Task requirements:
Every entry that follows should be reproduced exactly.

§ §

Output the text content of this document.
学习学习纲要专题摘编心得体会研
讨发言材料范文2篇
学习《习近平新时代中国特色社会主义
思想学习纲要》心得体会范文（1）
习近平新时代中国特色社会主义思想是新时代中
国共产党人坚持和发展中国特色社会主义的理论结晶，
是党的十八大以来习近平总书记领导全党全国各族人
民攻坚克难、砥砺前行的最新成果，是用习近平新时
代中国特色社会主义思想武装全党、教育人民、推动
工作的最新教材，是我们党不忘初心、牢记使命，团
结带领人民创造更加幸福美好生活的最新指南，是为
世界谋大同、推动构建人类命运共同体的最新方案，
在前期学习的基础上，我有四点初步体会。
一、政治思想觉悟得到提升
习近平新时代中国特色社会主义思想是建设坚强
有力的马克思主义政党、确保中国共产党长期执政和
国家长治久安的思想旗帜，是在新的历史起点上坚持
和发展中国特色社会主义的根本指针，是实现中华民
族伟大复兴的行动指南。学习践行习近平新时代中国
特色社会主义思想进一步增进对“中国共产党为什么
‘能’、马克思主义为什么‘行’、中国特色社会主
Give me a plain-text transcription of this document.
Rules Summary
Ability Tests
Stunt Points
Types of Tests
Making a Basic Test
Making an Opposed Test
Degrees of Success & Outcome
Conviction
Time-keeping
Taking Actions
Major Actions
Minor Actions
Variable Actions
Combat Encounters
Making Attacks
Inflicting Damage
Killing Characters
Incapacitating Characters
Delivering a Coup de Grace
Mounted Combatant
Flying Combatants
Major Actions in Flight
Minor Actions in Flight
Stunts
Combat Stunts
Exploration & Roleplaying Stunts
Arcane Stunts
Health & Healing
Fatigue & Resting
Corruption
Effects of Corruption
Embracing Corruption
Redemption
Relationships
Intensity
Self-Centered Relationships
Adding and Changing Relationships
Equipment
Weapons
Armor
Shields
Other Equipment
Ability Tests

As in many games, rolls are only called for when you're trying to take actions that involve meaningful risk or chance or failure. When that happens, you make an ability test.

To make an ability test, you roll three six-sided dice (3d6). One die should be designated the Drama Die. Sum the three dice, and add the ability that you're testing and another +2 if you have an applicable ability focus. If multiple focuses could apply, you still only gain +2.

§ §

Exercise output:
Output the text content of this document.
学习学习纲要专题摘编心得体会研
讨发言材料范文2篇
学习《习近平新时代中国特色社会主义
思想学习纲要》心得体会范文（1）
习近平新时代中国特色社会主义思想是新时代中
国共产党人坚持和发展中国特色社会主义的理论结晶，
是党的十八大以来习近平总书记领导全党全国各族人
民攻坚克难、砥砺前行的最新成果，是用习近平新时
代中国特色社会主义思想武装全党、教育人民、推动
工作的最新教材，是我们党不忘初心、牢记使命，团
结带领人民创造更加幸福美好生活的最新指南，是为
世界谋大同、推动构建人类命运共同体的最新方案，
在前期学习的基础上，我有四点初步体会。
一、政治思想觉悟得到提升
习近平新时代中国特色社会主义思想是建设坚强
有力的马克思主义政党、确保中国共产党长期执政和
国家长治久安的思想旗帜，是在新的历史起点上坚持
和发展中国特色社会主义的根本指针，是实现中华民
族伟大复兴的行动指南。学习践行习近平新时代中国
特色社会主义思想进一步增进对“中国共产党为什么
‘能’、马克思主义为什么‘行’、中国特色社会主
Give me a plain-text transcription of this document.
Rules Summary
Ability Tests
Stunt Points
Types of Tests
Making a Basic Test
Making an Opposed Test
Degrees of Success & Outcome
Conviction
Time-keeping
Taking Actions
Major Actions
Minor Actions
Variable Actions
Combat Encounters
Making Attacks
Inflicting Damage
Killing Characters
Incapacitating Characters
Delivering a Coup de Grace
Mounted Combatant
Flying Combatants
Major Actions in Flight
Minor Actions in Flight
Stunts
Combat Stunts
Exploration & Roleplaying Stunts
Arcane Stunts
Health & Healing
Fatigue & Resting
Corruption
Effects of Corruption
Embracing Corruption
Redemption
Relationships
Intensity
Self-Centered Relationships
Adding and Changing Relationships
Equipment
Weapons
Armor
Shields
Other Equipment
Ability Tests

As in many games, rolls are only called for when you're trying to take actions that involve meaningful risk or chance or failure. When that happens, you make an ability test.

To make an ability test, you roll three six-sided dice (3d6). One die should be designated the Drama Die. Sum the three dice, and add the ability that you're testing and another +2 if you have an applicable ability focus. If multiple focuses could apply, you still only gain +2.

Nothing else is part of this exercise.